***** Data excerpts *****

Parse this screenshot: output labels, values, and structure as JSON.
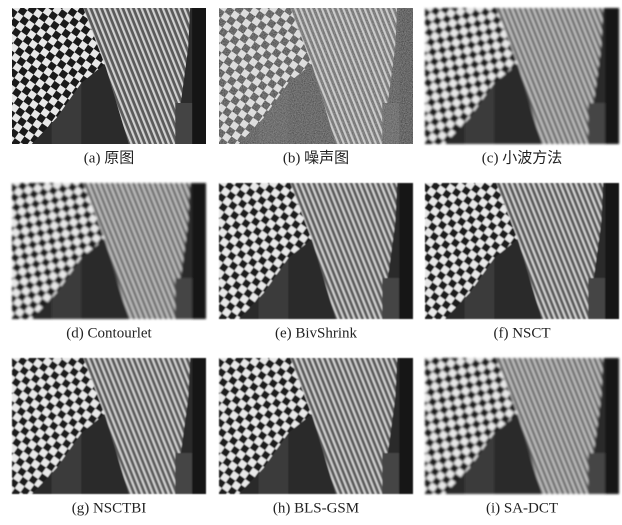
{
  "figure": {
    "panels": [
      {
        "caption": "(a) 原图"
      },
      {
        "caption": "(b) 噪声图"
      },
      {
        "caption": "(c) 小波方法"
      },
      {
        "caption": "(d) Contourlet"
      },
      {
        "caption": "(e) BivShrink"
      },
      {
        "caption": "(f) NSCT"
      },
      {
        "caption": "(g) NSCTBI"
      },
      {
        "caption": "(h) BLS-GSM"
      },
      {
        "caption": "(i) SA-DCT"
      }
    ]
  }
}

*****

- [Exercise aim] Each line of the data should be quoted exactly, with pictures left out.

- [Full response]
Parse this screenshot: output labels, values, and structure as JSON.
{
  "figure": {
    "panels": [
      {
        "caption": "(a) 原图"
      },
      {
        "caption": "(b) 噪声图"
      },
      {
        "caption": "(c) 小波方法"
      },
      {
        "caption": "(d) Contourlet"
      },
      {
        "caption": "(e) BivShrink"
      },
      {
        "caption": "(f) NSCT"
      },
      {
        "caption": "(g) NSCTBI"
      },
      {
        "caption": "(h) BLS-GSM"
      },
      {
        "caption": "(i) SA-DCT"
      }
    ]
  }
}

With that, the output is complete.